DIRECTIONS: Copy each line of the records that holds the string "uterus".

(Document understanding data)
※ ※ ※
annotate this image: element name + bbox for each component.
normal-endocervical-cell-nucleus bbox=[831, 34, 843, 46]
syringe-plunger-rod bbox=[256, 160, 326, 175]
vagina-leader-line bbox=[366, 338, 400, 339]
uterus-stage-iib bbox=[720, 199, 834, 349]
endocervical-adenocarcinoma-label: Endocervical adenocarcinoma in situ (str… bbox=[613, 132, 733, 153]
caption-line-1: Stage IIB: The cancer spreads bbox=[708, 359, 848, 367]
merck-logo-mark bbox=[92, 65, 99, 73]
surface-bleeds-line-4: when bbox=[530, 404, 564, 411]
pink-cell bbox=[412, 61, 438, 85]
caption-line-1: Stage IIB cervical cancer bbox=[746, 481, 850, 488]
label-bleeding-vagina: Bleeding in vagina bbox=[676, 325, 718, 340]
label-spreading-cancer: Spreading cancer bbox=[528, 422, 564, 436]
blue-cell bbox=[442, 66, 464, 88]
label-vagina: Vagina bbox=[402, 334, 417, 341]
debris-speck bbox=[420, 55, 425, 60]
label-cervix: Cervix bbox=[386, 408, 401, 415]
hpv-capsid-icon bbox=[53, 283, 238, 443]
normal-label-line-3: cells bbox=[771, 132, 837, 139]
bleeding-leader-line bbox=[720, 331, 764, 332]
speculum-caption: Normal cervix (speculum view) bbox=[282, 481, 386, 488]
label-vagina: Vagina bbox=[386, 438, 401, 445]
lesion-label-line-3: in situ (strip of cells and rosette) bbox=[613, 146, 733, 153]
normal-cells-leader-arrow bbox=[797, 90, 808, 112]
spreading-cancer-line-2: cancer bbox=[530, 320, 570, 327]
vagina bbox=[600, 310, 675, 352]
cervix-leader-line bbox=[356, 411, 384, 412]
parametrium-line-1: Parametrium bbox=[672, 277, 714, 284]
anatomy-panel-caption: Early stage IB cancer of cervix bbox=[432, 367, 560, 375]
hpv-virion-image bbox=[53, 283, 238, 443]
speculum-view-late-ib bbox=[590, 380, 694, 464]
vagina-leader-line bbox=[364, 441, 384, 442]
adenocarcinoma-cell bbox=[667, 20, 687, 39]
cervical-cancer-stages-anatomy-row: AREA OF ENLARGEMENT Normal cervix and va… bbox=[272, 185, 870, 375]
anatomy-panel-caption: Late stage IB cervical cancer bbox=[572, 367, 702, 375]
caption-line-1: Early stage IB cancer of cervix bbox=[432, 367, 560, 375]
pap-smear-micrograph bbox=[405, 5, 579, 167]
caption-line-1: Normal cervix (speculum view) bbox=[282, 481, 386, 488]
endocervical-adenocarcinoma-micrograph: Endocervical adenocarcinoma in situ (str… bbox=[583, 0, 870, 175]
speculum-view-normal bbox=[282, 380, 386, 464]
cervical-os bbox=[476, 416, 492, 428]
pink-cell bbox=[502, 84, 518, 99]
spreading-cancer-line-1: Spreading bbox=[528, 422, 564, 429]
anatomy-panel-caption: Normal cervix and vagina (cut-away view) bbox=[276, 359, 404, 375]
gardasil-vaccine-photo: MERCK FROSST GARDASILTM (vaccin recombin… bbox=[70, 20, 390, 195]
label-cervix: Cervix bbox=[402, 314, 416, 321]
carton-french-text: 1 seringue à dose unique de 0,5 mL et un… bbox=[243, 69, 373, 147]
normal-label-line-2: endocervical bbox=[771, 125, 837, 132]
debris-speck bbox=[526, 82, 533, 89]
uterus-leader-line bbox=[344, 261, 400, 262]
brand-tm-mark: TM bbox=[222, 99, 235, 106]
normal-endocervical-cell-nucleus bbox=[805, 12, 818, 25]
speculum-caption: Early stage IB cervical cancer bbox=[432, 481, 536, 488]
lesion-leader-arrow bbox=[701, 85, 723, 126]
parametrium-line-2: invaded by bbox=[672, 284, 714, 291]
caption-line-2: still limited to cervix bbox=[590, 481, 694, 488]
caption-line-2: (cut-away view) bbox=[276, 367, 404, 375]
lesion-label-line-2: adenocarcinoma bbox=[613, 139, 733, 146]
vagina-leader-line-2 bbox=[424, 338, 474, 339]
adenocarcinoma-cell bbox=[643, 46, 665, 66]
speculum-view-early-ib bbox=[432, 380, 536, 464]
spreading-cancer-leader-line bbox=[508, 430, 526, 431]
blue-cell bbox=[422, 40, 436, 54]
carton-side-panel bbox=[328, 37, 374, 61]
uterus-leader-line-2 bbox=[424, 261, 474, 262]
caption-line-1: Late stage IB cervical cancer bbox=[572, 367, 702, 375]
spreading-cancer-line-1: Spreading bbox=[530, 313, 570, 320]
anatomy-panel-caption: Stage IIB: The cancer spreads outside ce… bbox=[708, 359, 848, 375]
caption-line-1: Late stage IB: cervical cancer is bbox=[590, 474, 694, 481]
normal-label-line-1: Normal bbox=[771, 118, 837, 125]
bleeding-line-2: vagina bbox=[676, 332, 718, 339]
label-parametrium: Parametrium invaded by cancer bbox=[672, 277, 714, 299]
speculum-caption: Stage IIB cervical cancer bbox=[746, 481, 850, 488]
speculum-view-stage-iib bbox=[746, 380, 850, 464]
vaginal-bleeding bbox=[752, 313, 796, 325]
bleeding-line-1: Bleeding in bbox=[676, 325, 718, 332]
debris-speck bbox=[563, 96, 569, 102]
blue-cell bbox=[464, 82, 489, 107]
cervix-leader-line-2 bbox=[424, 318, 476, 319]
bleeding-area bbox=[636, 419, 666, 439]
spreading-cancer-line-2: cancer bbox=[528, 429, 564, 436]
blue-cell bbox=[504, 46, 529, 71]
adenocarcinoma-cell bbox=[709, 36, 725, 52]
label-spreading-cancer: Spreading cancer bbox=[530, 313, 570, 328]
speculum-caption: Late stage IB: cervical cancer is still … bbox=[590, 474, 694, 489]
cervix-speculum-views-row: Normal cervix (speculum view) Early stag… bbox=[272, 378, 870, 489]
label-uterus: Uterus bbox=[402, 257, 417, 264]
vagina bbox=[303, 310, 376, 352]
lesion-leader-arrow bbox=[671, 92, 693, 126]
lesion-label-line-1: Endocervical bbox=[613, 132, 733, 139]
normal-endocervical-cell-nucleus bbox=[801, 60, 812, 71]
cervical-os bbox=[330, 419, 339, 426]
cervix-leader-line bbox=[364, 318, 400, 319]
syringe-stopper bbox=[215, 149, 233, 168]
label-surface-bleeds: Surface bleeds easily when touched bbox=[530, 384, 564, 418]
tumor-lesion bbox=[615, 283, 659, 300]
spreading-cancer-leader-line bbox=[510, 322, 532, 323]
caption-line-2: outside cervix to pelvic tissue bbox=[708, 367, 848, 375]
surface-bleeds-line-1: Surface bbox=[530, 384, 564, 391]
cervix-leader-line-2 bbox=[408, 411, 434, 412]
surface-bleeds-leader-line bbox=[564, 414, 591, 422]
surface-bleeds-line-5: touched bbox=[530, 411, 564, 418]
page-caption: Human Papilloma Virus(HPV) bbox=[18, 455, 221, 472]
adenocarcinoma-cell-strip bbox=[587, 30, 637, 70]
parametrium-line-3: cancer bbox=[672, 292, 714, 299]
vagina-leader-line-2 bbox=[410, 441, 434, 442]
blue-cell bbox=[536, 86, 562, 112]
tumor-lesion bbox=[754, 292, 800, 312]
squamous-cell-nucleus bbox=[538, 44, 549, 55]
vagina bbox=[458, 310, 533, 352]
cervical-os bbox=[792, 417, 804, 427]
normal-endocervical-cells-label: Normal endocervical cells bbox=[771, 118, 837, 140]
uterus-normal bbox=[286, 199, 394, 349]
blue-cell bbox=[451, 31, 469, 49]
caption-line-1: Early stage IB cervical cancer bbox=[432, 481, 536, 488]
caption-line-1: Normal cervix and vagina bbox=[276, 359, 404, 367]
※ ※ ※
ANSWER TO THIS TASK:
uterus-stage-iib bbox=[720, 199, 834, 349]
uterus-leader-line bbox=[344, 261, 400, 262]
uterus-leader-line-2 bbox=[424, 261, 474, 262]
label-uterus: Uterus bbox=[402, 257, 417, 264]
uterus-normal bbox=[286, 199, 394, 349]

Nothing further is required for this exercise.